| Given instruction |
Word for word, transcribe the lines from the one containing "Transcribe the text in this document." through the end of the entries, both included, and nothing else.

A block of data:

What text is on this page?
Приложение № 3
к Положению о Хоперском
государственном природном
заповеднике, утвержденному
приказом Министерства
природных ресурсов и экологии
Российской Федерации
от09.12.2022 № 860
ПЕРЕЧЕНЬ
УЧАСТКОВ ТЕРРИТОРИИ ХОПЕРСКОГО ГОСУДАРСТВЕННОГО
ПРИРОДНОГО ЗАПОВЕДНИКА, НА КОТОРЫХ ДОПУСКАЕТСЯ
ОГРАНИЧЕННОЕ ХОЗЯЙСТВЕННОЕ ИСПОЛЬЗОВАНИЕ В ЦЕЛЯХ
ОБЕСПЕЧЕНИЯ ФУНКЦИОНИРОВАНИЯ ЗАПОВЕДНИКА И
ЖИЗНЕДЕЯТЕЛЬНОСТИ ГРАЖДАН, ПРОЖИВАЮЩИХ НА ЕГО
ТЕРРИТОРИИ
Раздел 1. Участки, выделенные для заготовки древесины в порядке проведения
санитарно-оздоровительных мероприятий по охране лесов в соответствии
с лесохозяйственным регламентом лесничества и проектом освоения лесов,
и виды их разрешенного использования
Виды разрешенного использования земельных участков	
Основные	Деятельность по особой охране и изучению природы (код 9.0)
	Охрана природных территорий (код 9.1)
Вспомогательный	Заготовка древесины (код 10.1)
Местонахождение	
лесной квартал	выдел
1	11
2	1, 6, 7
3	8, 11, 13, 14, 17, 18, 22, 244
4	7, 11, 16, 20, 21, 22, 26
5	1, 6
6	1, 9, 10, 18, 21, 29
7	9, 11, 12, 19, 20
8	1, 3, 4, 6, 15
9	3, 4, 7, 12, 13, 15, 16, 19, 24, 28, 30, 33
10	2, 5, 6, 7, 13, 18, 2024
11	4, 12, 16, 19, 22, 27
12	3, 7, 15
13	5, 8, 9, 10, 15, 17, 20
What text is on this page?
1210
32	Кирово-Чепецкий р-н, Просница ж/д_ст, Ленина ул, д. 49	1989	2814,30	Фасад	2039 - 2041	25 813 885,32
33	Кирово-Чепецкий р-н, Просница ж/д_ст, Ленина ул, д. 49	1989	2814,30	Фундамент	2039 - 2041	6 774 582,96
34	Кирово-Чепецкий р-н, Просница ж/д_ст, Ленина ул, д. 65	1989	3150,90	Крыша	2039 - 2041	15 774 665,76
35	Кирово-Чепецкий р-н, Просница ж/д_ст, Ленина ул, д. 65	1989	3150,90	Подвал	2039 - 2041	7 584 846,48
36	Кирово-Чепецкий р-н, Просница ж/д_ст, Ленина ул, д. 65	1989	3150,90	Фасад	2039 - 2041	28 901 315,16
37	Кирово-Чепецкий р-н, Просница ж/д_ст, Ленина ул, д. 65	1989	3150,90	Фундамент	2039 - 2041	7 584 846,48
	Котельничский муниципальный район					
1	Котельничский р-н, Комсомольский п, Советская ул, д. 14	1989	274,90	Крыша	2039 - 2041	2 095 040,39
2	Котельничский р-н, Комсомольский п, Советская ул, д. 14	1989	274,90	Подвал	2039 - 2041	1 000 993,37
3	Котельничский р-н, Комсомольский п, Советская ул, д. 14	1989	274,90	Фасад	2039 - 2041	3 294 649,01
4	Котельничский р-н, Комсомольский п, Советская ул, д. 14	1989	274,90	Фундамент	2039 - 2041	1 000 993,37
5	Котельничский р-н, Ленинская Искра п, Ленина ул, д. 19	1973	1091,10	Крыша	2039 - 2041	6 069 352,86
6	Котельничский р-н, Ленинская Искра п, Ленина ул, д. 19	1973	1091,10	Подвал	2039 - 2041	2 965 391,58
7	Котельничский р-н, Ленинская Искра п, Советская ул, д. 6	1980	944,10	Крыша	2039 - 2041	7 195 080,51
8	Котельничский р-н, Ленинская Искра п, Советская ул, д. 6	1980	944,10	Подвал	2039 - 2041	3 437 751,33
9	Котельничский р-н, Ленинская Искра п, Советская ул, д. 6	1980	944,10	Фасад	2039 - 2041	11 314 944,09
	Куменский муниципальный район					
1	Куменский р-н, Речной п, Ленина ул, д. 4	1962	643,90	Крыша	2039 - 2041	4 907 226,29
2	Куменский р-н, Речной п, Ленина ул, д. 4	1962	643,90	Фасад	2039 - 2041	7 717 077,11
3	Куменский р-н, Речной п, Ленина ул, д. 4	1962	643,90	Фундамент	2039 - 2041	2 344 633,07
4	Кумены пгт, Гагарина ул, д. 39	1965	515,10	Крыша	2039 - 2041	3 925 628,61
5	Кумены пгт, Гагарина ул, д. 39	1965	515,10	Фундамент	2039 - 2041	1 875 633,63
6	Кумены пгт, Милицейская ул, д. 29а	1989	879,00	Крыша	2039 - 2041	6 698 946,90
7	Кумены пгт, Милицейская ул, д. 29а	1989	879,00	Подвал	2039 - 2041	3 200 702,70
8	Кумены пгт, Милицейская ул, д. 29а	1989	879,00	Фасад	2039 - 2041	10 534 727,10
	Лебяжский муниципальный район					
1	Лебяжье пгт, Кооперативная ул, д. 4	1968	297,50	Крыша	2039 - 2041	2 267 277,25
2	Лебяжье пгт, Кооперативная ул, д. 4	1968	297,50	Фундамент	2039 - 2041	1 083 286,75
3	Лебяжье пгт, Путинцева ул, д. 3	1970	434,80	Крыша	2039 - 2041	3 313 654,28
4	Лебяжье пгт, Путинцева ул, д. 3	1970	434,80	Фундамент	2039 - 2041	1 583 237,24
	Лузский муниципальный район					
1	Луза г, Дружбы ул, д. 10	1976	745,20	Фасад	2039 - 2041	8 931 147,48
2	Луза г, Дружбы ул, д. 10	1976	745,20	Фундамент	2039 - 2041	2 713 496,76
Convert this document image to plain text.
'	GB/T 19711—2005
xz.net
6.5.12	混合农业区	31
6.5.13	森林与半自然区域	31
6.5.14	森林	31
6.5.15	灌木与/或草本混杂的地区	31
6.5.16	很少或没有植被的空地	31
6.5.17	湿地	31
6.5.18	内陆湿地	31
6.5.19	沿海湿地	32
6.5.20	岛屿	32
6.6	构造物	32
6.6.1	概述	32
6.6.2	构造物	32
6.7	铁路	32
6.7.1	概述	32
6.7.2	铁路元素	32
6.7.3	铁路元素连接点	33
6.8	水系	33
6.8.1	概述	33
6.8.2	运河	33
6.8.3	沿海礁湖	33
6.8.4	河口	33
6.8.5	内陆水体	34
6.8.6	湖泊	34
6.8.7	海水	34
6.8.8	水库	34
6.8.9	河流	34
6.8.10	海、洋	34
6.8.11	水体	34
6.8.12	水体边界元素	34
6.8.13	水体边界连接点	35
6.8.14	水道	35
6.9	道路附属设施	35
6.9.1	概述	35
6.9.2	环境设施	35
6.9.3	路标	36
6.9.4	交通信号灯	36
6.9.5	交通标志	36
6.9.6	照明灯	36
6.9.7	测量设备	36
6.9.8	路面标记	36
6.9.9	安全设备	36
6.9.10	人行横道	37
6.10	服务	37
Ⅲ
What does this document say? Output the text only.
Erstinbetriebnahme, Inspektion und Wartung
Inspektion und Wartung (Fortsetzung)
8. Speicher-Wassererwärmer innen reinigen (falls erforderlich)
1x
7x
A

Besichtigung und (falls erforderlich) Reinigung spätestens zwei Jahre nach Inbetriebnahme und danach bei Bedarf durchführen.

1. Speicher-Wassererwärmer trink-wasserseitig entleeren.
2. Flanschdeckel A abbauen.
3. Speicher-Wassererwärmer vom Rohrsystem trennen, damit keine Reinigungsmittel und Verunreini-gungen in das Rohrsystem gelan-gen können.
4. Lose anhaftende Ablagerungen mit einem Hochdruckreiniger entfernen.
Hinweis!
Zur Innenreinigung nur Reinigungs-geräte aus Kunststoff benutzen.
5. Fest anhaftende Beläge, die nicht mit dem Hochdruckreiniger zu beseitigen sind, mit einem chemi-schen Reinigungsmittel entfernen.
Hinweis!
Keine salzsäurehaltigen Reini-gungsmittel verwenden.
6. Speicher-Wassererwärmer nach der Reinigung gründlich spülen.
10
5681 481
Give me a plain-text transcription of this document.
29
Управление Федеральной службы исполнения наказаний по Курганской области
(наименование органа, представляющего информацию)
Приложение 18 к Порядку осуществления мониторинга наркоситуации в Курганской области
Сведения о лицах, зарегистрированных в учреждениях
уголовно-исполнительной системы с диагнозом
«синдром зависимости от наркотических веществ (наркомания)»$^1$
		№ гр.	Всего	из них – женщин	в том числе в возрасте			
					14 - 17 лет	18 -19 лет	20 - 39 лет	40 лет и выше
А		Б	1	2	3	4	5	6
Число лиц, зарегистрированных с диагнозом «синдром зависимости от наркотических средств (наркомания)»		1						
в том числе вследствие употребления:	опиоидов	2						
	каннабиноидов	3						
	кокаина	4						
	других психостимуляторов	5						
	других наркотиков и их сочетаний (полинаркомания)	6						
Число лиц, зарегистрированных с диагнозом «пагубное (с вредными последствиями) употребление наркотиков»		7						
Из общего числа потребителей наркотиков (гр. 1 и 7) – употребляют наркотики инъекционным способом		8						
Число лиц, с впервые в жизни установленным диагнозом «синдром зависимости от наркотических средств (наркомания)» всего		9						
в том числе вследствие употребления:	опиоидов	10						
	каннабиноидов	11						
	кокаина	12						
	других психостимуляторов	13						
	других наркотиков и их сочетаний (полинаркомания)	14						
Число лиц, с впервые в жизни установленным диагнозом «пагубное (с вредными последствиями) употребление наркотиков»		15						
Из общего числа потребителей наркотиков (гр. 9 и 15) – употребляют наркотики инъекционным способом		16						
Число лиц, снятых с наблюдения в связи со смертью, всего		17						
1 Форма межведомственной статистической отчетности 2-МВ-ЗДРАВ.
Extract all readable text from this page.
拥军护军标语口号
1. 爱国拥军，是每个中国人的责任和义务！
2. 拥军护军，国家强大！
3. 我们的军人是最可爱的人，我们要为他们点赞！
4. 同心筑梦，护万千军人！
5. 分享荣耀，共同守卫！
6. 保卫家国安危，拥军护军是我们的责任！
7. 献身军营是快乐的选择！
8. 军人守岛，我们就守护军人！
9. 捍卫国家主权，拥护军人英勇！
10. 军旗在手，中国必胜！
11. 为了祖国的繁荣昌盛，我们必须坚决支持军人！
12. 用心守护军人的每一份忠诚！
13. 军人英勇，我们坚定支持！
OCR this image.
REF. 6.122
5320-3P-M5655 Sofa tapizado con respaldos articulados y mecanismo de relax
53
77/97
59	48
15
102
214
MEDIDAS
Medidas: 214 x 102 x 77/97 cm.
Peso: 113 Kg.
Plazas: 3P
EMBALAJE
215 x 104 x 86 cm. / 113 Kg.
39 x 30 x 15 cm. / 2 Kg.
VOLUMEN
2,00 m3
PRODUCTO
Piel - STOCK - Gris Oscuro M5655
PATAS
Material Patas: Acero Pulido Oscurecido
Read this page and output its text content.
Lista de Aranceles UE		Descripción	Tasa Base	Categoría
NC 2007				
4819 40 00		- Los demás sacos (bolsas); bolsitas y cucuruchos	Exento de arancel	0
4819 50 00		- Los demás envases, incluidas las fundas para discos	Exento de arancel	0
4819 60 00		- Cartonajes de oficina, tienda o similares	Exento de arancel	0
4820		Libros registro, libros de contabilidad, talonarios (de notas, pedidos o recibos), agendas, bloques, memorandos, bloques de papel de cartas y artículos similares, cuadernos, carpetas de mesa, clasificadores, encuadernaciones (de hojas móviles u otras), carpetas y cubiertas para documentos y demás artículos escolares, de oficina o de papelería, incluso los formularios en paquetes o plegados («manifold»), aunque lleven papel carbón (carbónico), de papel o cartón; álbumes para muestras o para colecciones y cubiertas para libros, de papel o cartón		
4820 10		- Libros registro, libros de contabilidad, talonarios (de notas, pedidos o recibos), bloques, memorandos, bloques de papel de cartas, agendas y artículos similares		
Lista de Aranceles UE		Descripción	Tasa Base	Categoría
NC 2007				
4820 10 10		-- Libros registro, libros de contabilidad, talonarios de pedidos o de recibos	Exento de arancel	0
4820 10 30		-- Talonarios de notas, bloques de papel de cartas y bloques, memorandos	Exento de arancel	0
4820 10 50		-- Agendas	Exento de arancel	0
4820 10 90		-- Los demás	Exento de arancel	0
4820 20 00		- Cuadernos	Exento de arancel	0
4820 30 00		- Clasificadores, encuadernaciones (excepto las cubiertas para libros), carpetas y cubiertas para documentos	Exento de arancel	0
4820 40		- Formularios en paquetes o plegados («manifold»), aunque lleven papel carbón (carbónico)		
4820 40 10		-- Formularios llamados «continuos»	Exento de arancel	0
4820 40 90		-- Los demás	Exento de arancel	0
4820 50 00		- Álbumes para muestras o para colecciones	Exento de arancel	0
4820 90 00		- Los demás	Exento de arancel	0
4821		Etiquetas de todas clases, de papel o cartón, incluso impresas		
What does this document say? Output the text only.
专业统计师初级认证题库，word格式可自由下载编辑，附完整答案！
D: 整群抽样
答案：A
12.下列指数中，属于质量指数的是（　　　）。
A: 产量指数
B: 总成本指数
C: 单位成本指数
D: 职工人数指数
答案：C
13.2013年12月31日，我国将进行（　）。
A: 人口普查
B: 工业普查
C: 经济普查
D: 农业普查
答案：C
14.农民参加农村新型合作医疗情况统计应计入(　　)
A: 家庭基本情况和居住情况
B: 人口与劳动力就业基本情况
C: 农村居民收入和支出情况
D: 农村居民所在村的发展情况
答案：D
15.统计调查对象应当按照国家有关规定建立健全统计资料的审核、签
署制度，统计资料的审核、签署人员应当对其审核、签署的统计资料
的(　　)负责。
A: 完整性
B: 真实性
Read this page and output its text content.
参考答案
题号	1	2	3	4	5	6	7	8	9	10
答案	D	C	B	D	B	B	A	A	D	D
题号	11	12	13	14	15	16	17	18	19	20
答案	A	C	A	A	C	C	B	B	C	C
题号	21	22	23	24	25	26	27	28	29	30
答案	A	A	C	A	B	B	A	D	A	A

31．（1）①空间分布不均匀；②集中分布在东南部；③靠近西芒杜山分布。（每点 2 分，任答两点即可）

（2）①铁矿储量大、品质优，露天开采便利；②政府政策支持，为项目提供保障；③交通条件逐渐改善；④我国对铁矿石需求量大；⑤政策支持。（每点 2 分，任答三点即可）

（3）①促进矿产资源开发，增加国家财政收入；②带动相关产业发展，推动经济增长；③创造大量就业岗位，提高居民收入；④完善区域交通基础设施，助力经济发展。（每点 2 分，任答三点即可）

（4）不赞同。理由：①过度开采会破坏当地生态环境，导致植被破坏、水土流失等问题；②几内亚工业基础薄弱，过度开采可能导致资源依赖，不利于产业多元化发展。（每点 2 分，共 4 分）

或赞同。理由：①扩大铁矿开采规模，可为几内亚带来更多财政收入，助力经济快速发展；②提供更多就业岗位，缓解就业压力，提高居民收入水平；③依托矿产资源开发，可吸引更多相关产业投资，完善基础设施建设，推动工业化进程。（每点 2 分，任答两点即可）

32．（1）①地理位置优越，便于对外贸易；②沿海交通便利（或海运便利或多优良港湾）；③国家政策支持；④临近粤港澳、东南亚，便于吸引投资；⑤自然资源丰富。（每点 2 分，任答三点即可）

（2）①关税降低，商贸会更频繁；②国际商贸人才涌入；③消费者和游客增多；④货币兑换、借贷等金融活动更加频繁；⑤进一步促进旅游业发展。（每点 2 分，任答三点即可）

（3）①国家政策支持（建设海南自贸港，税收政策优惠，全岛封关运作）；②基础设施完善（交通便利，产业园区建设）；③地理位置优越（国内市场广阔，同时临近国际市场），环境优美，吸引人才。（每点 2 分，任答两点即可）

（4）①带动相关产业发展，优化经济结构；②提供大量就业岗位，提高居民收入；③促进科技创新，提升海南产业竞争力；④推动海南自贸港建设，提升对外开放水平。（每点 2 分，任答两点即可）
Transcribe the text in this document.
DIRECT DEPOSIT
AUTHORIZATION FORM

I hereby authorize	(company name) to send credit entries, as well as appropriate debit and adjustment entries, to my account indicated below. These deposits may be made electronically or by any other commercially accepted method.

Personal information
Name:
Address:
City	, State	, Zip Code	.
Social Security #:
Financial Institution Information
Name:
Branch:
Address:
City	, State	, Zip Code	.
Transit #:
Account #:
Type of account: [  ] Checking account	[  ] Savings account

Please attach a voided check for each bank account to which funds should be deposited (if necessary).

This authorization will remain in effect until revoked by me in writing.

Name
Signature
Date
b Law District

| Result for this exercise |
Transcribe the text in this document.
DIRECT DEPOSIT
AUTHORIZATION FORM

I hereby authorize	(company name) to send credit entries, as well as appropriate debit and adjustment entries, to my account indicated below. These deposits may be made electronically or by any other commercially accepted method.

Personal information
Name:
Address:
City	, State	, Zip Code	.
Social Security #:
Financial Institution Information
Name:
Branch:
Address:
City	, State	, Zip Code	.
Transit #:
Account #:
Type of account: [  ] Checking account	[  ] Savings account

Please attach a voided check for each bank account to which funds should be deposited (if necessary).

This authorization will remain in effect until revoked by me in writing.

Name
Signature
Date
b Law District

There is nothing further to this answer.